> _What the task asks_: Look below. Copy each line that has "القاعدة" in it.

> _Information supplied_:
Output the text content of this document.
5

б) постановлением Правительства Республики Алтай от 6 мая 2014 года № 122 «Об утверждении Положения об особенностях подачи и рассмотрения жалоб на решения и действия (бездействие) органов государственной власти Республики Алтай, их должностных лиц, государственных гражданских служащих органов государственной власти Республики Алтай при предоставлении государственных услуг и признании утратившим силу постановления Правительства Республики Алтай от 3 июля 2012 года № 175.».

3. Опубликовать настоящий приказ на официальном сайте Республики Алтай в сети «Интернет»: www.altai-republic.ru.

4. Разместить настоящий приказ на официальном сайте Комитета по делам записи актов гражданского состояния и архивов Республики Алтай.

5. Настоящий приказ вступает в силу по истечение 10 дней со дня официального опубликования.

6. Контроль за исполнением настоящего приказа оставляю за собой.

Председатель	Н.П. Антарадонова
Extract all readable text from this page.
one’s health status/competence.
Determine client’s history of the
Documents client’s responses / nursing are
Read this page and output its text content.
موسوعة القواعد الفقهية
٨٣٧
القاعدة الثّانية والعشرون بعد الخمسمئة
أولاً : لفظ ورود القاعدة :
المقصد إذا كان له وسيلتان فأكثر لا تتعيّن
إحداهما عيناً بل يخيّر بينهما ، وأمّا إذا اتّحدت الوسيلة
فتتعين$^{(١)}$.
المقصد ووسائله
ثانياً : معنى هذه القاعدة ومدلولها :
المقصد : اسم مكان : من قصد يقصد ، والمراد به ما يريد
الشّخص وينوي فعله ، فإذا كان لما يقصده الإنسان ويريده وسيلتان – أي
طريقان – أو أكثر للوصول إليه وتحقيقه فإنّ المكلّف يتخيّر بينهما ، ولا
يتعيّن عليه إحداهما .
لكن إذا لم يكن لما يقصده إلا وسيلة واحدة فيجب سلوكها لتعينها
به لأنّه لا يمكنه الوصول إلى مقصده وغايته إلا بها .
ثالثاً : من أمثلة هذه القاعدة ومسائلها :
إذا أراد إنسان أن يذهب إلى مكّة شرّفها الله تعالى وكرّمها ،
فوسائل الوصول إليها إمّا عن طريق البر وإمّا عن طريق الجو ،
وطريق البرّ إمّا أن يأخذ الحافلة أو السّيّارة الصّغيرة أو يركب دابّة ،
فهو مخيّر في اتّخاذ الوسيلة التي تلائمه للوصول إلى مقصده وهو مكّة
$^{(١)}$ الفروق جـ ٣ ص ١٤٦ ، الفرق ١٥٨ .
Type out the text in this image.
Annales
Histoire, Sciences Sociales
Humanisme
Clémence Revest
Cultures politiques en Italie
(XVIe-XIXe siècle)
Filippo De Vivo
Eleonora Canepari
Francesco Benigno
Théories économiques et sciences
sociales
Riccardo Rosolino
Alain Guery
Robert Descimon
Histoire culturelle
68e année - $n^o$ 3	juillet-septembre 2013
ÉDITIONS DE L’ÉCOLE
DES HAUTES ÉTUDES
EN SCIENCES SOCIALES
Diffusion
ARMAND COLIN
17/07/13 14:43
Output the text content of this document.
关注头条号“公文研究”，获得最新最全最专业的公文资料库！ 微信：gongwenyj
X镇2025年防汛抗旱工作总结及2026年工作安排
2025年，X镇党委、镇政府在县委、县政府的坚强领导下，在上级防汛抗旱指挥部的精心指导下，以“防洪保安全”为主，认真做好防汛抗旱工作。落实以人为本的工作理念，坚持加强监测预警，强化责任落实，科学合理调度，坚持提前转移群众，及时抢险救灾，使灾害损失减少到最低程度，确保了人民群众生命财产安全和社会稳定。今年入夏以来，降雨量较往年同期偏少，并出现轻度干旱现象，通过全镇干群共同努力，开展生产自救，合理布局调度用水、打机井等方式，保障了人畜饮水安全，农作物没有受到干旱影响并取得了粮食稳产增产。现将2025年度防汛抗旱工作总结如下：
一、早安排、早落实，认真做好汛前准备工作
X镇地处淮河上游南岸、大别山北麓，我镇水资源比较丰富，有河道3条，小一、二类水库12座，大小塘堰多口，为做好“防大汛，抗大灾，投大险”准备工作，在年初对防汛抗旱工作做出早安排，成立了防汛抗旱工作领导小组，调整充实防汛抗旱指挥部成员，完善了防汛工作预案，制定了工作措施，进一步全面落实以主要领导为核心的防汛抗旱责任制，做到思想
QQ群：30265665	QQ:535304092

> _Answer below_:
القاعدة الثّانية والعشرون بعد الخمسمئة
أولاً : لفظ ورود القاعدة :
ثانياً : معنى هذه القاعدة ومدلولها :
ثالثاً : من أمثلة هذه القاعدة ومسائلها :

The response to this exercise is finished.